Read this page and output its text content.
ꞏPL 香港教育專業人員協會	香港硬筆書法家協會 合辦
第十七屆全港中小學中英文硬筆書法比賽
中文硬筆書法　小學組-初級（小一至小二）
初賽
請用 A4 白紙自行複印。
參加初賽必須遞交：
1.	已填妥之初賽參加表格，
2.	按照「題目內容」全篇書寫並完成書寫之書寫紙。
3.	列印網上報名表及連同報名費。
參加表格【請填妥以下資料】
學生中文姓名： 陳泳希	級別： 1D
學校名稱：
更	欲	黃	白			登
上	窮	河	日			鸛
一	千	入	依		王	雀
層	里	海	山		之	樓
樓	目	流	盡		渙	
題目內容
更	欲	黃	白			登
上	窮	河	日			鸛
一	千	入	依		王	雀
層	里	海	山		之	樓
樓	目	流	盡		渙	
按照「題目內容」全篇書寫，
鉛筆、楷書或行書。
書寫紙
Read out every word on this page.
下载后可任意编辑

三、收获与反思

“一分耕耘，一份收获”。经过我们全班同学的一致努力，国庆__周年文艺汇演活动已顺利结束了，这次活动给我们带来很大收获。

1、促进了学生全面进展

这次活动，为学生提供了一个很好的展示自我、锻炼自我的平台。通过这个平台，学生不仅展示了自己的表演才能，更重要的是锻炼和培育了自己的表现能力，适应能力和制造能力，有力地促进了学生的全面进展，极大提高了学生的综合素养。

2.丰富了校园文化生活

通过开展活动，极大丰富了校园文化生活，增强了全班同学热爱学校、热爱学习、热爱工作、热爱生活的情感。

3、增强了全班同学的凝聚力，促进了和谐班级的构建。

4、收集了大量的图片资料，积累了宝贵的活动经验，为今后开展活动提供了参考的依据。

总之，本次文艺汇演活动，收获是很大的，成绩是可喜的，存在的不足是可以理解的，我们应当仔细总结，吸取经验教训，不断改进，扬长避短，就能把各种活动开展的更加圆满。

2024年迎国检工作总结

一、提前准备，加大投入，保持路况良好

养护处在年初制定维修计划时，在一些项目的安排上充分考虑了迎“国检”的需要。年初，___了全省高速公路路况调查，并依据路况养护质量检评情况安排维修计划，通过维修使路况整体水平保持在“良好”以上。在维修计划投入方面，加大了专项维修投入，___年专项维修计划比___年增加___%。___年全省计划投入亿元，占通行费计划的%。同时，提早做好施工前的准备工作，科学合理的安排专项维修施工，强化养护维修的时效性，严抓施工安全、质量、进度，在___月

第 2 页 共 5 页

* DIRECTIONS:
Give the number of lines where the string "this" occurs, without any further text.

* TASK ANSWER:
2